#### Tasks to complete:
**a)** In the zero trust pillars guide, which agency builds on the original five-pillar model by adding analytics and automation?
**b)** From the zero trust pillars guide, extract the passage from "Zero trust is" to "and access policies." verbatim.
**c)** Continue the zero trust pillars guide, picking up right after its last sentence.

— Start of Article —

Zero Trust Pillars: A Multi-Chapter Guide

Zero trust is an approach to cybersecurity that assumes no user or system is trusted and requires continuous verification of all users and systems for each request before allowing access to an organization’s sensitive data. It is based on the principle of “never trust, always verify.” 

The zero trust reference architecture, designed around the zero trust principles, establishes a security model from the ground up that does not rely on traditional perimeter-based security. It covers concepts, best practices, workflows, and access policies. 

The US General Services Administration (GSA) defines the original zero-trust model with five pillars; while its sister organization, the US Cybersecurity and Infrastructure Security Agency (CISA) builds on those concepts by adding analytics and automation.

In this article, we include these two additional pillars, which we title “observability” and “analytics and automation,” to present a more comprehensive explanation.

1. Identity 
2. Device
3. Network
4. Application
5. Data
6. Observability 
7. Analytics and Automation

This article will review the processes and technologies used in zero trust. As CISA points out, the approach presented by this framework is not the only way to implement the zero trust principles, but one of many paths to transition to it.

Zero Trust Pillars Summary 

Before we delve into the details, the table below summarizes the seven pillars of the zero trust reference architecture, including the tools and techniques that support it.

The Zero Trust Pillars

You can think of the zero trust framework as a set of best practices within each pillar or subsection defined by prescribed strategies, processes, and techniques. An enterprise advances its security posture maturity by wholesale or incremental implementation of the recommended tools and best practices introduced in each pillar.

— End of Article —
— Start of Information supplied —

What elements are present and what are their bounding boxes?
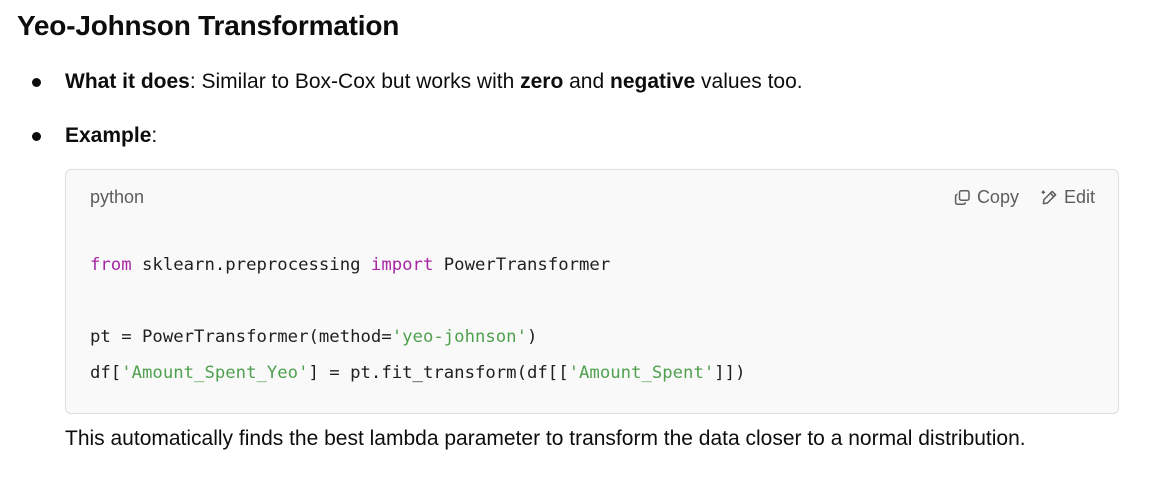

— End of Information supplied —

#### Answers provided:
**a)** The US Cybersecurity and Infrastructure Security Agency (CISA).

**b)**
Zero trust is an approach to cybersecurity that assumes no user or system is trusted and requires continuous verification of all users and systems for each request before allowing access to an organization’s sensitive data. It is based on the principle of “never trust, always verify.” 

The zero trust reference architecture, designed around the zero trust principles, establishes a security model from the ground up that does not rely on traditional perimeter-based security. It covers concepts, best practices, workflows, and access policies.

**c)**
Policy Enforcement 

Most techniques used to implement the various zero trust principles reside within a single pillar; however, some concepts must span across multiple pillars. The most notable concept that spans more than one pillar is access control policy enforcement. For example, access control may involve user identity, device identity, and the application – with access controlled by a centralized policy engine.

This article covers the concepts of access control under the identity section, but it’s important to know that it can not function in isolation without the information shared from the device, network, application, and data pillars. 

The sections below explain each zero trust pillar in more detail. 

Zero Trust Pillars: Identity 

The “Identity” pillar of the zero trust framework is a set of policies, processes, and technologies to ensure users are accurately identified and authenticated before they gain access to a network or system. The policies and systems covered by this pillar include

• Authentication policies, such as multi-factor authentication (MFA), biometrics, and certificates.
• Access control policies, such as role-based access control (RBAC), which grants access to specific resources based on a user's role within an organization, or context-based access control, which grants access based on a user's current context (e.g., location, device, job title).
• Password policies, such as the requirements for password strength, expiration, and reset procedures.
• Identity provisioning policies, such as how new users are on-boarded and how existing users are removed from the system.
• Identity governance policies, such as managing user identity data, including how it is collected, stored, and protected.

• User onboarding and provisioning define how new users are added to the system and granted access to the necessary resources and training.
• User authentication, which may be multi-factor authentication, such as prompting users to enter their username and password (something they know), providing them with a one-time code or a token (something they have), or scanning their fingerprints or other biometric data (who they are). It’s worth noting that the original approach to MFA authentication, where a code is sent to a user to enter alongside a password, is being gradually replaced with time-based one-time passwords (TOTP) (used by vendors such as OneLogin) and passkeys (used by vendors such as Apple). Passkeys use local biometric authentication enabling the device to encrypt a challenge from the server with a locally-stored private key.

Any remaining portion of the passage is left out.